▸ **WHAT IS REQUIRED**
Give the entries again exactly, every one of them.

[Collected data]
····················

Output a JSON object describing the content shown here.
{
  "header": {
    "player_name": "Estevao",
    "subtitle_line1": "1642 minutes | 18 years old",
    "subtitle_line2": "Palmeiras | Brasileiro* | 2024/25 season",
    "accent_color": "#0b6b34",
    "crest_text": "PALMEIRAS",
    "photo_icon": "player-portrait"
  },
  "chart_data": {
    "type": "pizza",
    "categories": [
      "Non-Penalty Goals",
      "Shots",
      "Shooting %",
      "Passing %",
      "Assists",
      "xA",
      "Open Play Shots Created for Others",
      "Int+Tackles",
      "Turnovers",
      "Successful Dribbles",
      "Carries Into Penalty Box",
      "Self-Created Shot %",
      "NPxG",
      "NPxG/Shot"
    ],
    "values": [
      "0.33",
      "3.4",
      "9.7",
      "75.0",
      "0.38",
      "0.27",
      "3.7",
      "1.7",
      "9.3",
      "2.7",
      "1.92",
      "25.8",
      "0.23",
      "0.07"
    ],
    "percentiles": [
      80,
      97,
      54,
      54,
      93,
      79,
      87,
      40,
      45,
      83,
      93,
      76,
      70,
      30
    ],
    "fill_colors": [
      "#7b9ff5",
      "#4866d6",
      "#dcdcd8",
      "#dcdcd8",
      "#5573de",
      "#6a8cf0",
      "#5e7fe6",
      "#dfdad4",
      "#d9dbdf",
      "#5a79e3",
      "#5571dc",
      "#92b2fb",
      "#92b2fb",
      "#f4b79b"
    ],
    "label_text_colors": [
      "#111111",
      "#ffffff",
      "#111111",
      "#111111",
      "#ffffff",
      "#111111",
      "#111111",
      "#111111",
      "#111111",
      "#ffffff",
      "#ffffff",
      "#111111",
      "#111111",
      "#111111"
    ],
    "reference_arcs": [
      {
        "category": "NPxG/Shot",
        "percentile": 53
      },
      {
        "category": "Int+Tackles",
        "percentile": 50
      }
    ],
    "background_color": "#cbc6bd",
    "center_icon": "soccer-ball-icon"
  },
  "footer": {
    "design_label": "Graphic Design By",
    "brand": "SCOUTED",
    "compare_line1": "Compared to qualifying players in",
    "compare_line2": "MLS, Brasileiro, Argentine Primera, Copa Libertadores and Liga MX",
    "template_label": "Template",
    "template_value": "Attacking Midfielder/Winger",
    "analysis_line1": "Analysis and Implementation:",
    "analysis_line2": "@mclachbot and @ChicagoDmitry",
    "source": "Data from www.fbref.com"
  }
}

····················

▸ **TASK OUTPUT**
Output a JSON object describing the content shown here.
{
  "header": {
    "player_name": "Estevao",
    "subtitle_line1": "1642 minutes | 18 years old",
    "subtitle_line2": "Palmeiras | Brasileiro* | 2024/25 season",
    "accent_color": "#0b6b34",
    "crest_text": "PALMEIRAS",
    "photo_icon": "player-portrait"
  },
  "chart_data": {
    "type": "pizza",
    "categories": [
      "Non-Penalty Goals",
      "Shots",
      "Shooting %",
      "Passing %",
      "Assists",
      "xA",
      "Open Play Shots Created for Others",
      "Int+Tackles",
      "Turnovers",
      "Successful Dribbles",
      "Carries Into Penalty Box",
      "Self-Created Shot %",
      "NPxG",
      "NPxG/Shot"
    ],
    "values": [
      "0.33",
      "3.4",
      "9.7",
      "75.0",
      "0.38",
      "0.27",
      "3.7",
      "1.7",
      "9.3",
      "2.7",
      "1.92",
      "25.8",
      "0.23",
      "0.07"
    ],
    "percentiles": [
      80,
      97,
      54,
      54,
      93,
      79,
      87,
      40,
      45,
      83,
      93,
      76,
      70,
      30
    ],
    "fill_colors": [
      "#7b9ff5",
      "#4866d6",
      "#dcdcd8",
      "#dcdcd8",
      "#5573de",
      "#6a8cf0",
      "#5e7fe6",
      "#dfdad4",
      "#d9dbdf",
      "#5a79e3",
      "#5571dc",
      "#92b2fb",
      "#92b2fb",
      "#f4b79b"
    ],
    "label_text_colors": [
      "#111111",
      "#ffffff",
      "#111111",
      "#111111",
      "#ffffff",
      "#111111",
      "#111111",
      "#111111",
      "#111111",
      "#ffffff",
      "#ffffff",
      "#111111",
      "#111111",
      "#111111"
    ],
    "reference_arcs": [
      {
        "category": "NPxG/Shot",
        "percentile": 53
      },
      {
        "category": "Int+Tackles",
        "percentile": 50
      }
    ],
    "background_color": "#cbc6bd",
    "center_icon": "soccer-ball-icon"
  },
  "footer": {
    "design_label": "Graphic Design By",
    "brand": "SCOUTED",
    "compare_line1": "Compared to qualifying players in",
    "compare_line2": "MLS, Brasileiro, Argentine Primera, Copa Libertadores and Liga MX",
    "template_label": "Template",
    "template_value": "Attacking Midfielder/Winger",
    "analysis_line1": "Analysis and Implementation:",
    "analysis_line2": "@mclachbot and @ChicagoDmitry",
    "source": "Data from www.fbref.com"
  }
}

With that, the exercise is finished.